Short task: Copy the stretch from the start of the records through the line containing "723, 1199, 731]", character for character.

Element and box listings:
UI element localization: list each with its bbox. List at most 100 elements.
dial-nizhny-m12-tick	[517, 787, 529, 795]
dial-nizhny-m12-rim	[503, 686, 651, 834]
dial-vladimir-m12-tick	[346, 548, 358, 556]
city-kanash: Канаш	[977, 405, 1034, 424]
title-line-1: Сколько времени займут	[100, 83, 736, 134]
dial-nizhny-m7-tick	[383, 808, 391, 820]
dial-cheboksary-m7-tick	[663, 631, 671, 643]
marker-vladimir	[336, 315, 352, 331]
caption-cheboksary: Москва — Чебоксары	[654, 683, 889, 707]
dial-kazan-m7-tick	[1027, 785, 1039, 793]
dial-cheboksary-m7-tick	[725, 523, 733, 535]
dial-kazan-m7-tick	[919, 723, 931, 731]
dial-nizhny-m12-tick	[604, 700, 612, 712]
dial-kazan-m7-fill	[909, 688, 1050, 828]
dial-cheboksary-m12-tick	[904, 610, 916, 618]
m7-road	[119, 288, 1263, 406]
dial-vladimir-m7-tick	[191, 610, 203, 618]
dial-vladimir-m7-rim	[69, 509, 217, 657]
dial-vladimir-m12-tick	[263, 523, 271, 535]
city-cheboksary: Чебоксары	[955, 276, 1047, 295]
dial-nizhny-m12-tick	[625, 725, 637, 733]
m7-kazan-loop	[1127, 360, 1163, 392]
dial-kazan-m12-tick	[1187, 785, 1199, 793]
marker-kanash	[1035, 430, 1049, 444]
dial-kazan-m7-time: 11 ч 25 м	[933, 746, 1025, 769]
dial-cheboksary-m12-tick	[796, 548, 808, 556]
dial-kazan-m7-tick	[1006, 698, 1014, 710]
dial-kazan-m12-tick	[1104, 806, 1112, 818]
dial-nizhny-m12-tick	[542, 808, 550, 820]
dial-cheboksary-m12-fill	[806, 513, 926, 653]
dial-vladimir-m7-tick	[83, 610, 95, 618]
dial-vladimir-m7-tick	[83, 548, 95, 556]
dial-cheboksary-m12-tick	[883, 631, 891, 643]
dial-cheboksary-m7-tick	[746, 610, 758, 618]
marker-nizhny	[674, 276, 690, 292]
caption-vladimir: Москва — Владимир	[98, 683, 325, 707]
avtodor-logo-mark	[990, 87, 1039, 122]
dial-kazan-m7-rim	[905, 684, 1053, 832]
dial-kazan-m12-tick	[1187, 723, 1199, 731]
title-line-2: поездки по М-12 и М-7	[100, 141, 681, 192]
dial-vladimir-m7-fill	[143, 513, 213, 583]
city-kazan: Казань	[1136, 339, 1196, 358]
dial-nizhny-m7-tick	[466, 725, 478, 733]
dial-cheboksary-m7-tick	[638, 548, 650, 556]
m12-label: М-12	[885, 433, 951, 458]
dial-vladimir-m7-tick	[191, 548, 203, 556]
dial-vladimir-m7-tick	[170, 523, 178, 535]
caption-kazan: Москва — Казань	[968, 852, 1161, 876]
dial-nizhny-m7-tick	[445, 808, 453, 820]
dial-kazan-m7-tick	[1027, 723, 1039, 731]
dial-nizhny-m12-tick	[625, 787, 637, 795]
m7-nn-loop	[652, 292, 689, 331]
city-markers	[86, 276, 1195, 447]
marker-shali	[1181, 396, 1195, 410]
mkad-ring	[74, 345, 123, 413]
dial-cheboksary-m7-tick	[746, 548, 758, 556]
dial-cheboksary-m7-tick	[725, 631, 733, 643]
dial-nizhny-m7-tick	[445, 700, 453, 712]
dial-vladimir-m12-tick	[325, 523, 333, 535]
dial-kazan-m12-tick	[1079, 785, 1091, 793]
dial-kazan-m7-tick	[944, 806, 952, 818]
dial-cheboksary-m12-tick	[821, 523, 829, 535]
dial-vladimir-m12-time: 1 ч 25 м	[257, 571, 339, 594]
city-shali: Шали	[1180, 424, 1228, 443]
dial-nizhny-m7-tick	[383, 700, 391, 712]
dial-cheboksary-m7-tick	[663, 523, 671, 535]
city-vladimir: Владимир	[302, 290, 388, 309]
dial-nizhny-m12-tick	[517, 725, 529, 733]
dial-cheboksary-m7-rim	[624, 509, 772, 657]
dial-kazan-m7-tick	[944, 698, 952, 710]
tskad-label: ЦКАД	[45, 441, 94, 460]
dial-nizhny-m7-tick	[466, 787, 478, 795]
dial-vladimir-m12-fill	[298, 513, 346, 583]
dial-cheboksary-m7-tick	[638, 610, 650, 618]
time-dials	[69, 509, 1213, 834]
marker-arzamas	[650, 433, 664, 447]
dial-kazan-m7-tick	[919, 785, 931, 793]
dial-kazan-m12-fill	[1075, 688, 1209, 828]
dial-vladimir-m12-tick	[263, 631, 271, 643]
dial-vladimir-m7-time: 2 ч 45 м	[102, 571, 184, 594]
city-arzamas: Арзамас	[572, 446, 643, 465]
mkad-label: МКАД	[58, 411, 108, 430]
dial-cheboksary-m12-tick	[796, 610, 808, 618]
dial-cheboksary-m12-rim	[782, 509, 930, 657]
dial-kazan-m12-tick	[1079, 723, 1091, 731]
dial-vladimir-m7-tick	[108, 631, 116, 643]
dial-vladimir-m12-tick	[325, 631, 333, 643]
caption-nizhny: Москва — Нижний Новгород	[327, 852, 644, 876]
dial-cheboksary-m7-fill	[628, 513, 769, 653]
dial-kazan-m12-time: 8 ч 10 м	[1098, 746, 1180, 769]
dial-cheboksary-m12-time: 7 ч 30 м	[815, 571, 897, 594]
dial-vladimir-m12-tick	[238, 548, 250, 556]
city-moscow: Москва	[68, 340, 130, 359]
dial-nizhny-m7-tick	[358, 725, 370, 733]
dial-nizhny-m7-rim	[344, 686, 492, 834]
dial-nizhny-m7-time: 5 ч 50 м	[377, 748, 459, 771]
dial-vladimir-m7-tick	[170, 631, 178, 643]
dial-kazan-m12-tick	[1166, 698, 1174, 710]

Correct answer:
UI element localization: list each with its bbox. List at most 100 elements.
dial-nizhny-m12-tick	[517, 787, 529, 795]
dial-nizhny-m12-rim	[503, 686, 651, 834]
dial-vladimir-m12-tick	[346, 548, 358, 556]
city-kanash: Канаш	[977, 405, 1034, 424]
title-line-1: Сколько времени займут	[100, 83, 736, 134]
dial-nizhny-m7-tick	[383, 808, 391, 820]
dial-cheboksary-m7-tick	[663, 631, 671, 643]
marker-vladimir	[336, 315, 352, 331]
caption-cheboksary: Москва — Чебоксары	[654, 683, 889, 707]
dial-kazan-m7-tick	[1027, 785, 1039, 793]
dial-cheboksary-m7-tick	[725, 523, 733, 535]
dial-kazan-m7-tick	[919, 723, 931, 731]
dial-nizhny-m12-tick	[604, 700, 612, 712]
dial-kazan-m7-fill	[909, 688, 1050, 828]
dial-cheboksary-m12-tick	[904, 610, 916, 618]
m7-road	[119, 288, 1263, 406]
dial-vladimir-m7-tick	[191, 610, 203, 618]
dial-vladimir-m7-rim	[69, 509, 217, 657]
dial-vladimir-m12-tick	[263, 523, 271, 535]
city-cheboksary: Чебоксары	[955, 276, 1047, 295]
dial-nizhny-m12-tick	[625, 725, 637, 733]
m7-kazan-loop	[1127, 360, 1163, 392]
dial-kazan-m12-tick	[1187, 785, 1199, 793]
marker-kanash	[1035, 430, 1049, 444]
dial-kazan-m7-time: 11 ч 25 м	[933, 746, 1025, 769]
dial-cheboksary-m12-tick	[796, 548, 808, 556]
dial-kazan-m7-tick	[1006, 698, 1014, 710]
dial-kazan-m12-tick	[1104, 806, 1112, 818]
dial-nizhny-m12-tick	[542, 808, 550, 820]
dial-cheboksary-m12-fill	[806, 513, 926, 653]
dial-vladimir-m7-tick	[83, 610, 95, 618]
dial-vladimir-m7-tick	[83, 548, 95, 556]
dial-cheboksary-m12-tick	[883, 631, 891, 643]
dial-cheboksary-m7-tick	[746, 610, 758, 618]
marker-nizhny	[674, 276, 690, 292]
caption-vladimir: Москва — Владимир	[98, 683, 325, 707]
avtodor-logo-mark	[990, 87, 1039, 122]
dial-kazan-m7-rim	[905, 684, 1053, 832]
dial-kazan-m12-tick	[1187, 723, 1199, 731]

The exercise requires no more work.